__Challenge__.
Your task is to give the listing below back word for word, pictures excluded.

--- begin Task inputs ---

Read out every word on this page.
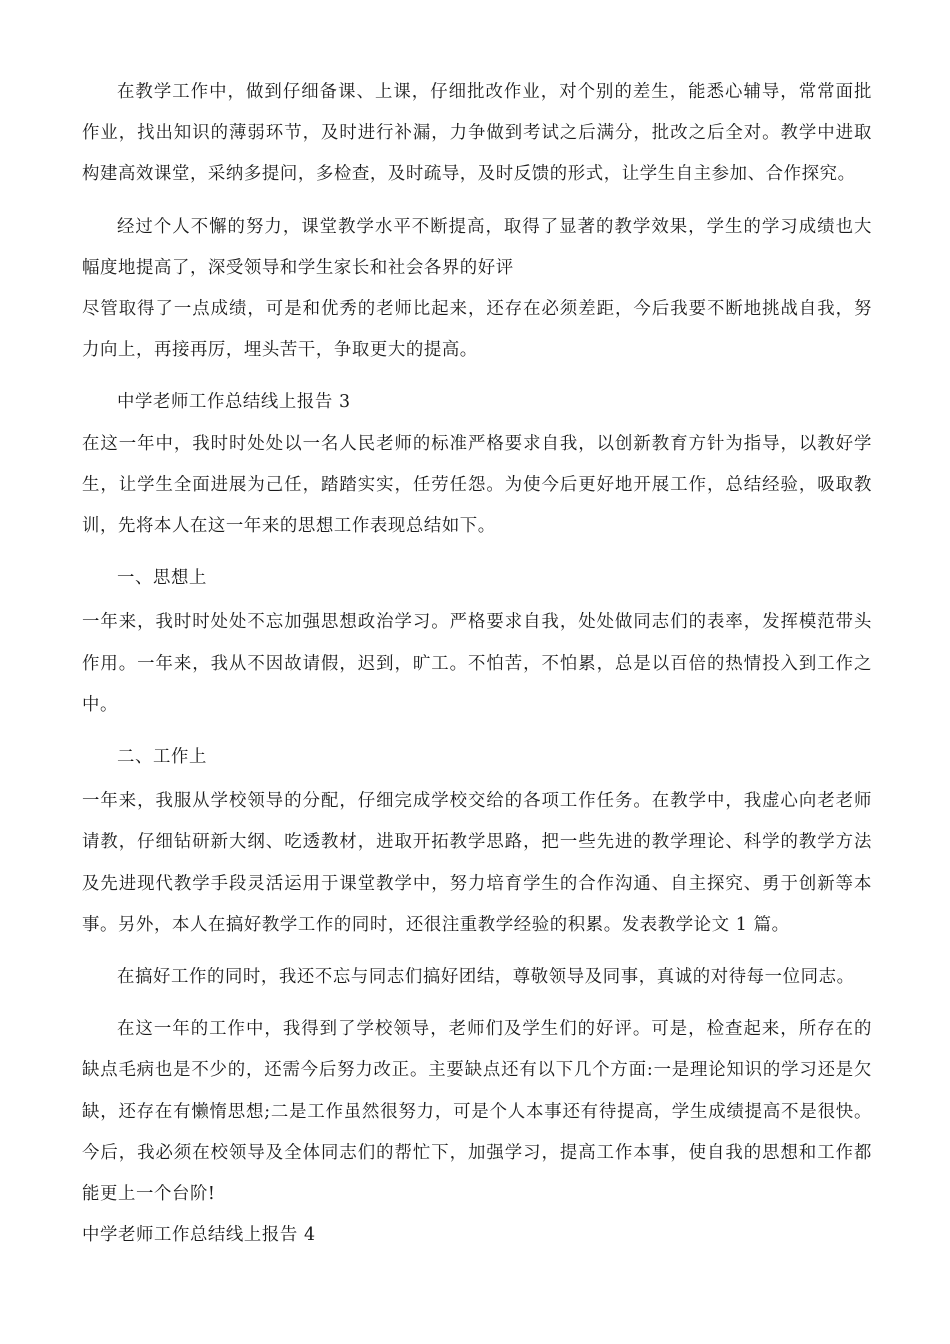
在教学工作中，做到仔细备课、上课，仔细批改作业，对个别的差生，能悉心辅导，常常面批作业，找出知识的薄弱环节，及时进行补漏，力争做到考试之后满分，批改之后全对。教学中进取构建高效课堂，采纳多提问，多检查，及时疏导，及时反馈的形式，让学生自主参加、合作探究。

经过个人不懈的努力，课堂教学水平不断提高，取得了显著的教学效果，学生的学习成绩也大幅度地提高了，深受领导和学生家长和社会各界的好评

尽管取得了一点成绩，可是和优秀的老师比起来，还存在必须差距，今后我要不断地挑战自我，努力向上，再接再厉，埋头苦干，争取更大的提高。

中学老师工作总结线上报告 3

在这一年中，我时时处处以一名人民老师的标准严格要求自我，以创新教育方针为指导，以教好学生，让学生全面进展为己任，踏踏实实，任劳任怨。为使今后更好地开展工作，总结经验，吸取教训，先将本人在这一年来的思想工作表现总结如下。

一、思想上

一年来，我时时处处不忘加强思想政治学习。严格要求自我，处处做同志们的表率，发挥模范带头作用。一年来，我从不因故请假，迟到，旷工。不怕苦，不怕累，总是以百倍的热情投入到工作之中。

二、工作上

一年来，我服从学校领导的分配，仔细完成学校交给的各项工作任务。在教学中，我虚心向老老师请教，仔细钻研新大纲、吃透教材，进取开拓教学思路，把一些先进的教学理论、科学的教学方法及先进现代教学手段灵活运用于课堂教学中，努力培育学生的合作沟通、自主探究、勇于创新等本事。另外，本人在搞好教学工作的同时，还很注重教学经验的积累。发表教学论文 1 篇。

在搞好工作的同时，我还不忘与同志们搞好团结，尊敬领导及同事，真诚的对待每一位同志。

在这一年的工作中，我得到了学校领导，老师们及学生们的好评。可是，检查起来，所存在的缺点毛病也是不少的，还需今后努力改正。主要缺点还有以下几个方面:一是理论知识的学习还是欠缺，还存在有懒惰思想;二是工作虽然很努力，可是个人本事还有待提高，学生成绩提高不是很快。今后，我必须在校领导及全体同志们的帮忙下，加强学习，提高工作本事，使自我的思想和工作都能更上一个台阶!

中学老师工作总结线上报告 4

--- end Task inputs ---

__Result below__.
Read out every word on this page.
在教学工作中，做到仔细备课、上课，仔细批改作业，对个别的差生，能悉心辅导，常常面批作业，找出知识的薄弱环节，及时进行补漏，力争做到考试之后满分，批改之后全对。教学中进取构建高效课堂，采纳多提问，多检查，及时疏导，及时反馈的形式，让学生自主参加、合作探究。

经过个人不懈的努力，课堂教学水平不断提高，取得了显著的教学效果，学生的学习成绩也大幅度地提高了，深受领导和学生家长和社会各界的好评

尽管取得了一点成绩，可是和优秀的老师比起来，还存在必须差距，今后我要不断地挑战自我，努力向上，再接再厉，埋头苦干，争取更大的提高。

中学老师工作总结线上报告 3

在这一年中，我时时处处以一名人民老师的标准严格要求自我，以创新教育方针为指导，以教好学生，让学生全面进展为己任，踏踏实实，任劳任怨。为使今后更好地开展工作，总结经验，吸取教训，先将本人在这一年来的思想工作表现总结如下。

一、思想上

一年来，我时时处处不忘加强思想政治学习。严格要求自我，处处做同志们的表率，发挥模范带头作用。一年来，我从不因故请假，迟到，旷工。不怕苦，不怕累，总是以百倍的热情投入到工作之中。

二、工作上

一年来，我服从学校领导的分配，仔细完成学校交给的各项工作任务。在教学中，我虚心向老老师请教，仔细钻研新大纲、吃透教材，进取开拓教学思路，把一些先进的教学理论、科学的教学方法及先进现代教学手段灵活运用于课堂教学中，努力培育学生的合作沟通、自主探究、勇于创新等本事。另外，本人在搞好教学工作的同时，还很注重教学经验的积累。发表教学论文 1 篇。

在搞好工作的同时，我还不忘与同志们搞好团结，尊敬领导及同事，真诚的对待每一位同志。

在这一年的工作中，我得到了学校领导，老师们及学生们的好评。可是，检查起来，所存在的缺点毛病也是不少的，还需今后努力改正。主要缺点还有以下几个方面:一是理论知识的学习还是欠缺，还存在有懒惰思想;二是工作虽然很努力，可是个人本事还有待提高，学生成绩提高不是很快。今后，我必须在校领导及全体同志们的帮忙下，加强学习，提高工作本事，使自我的思想和工作都能更上一个台阶!

中学老师工作总结线上报告 4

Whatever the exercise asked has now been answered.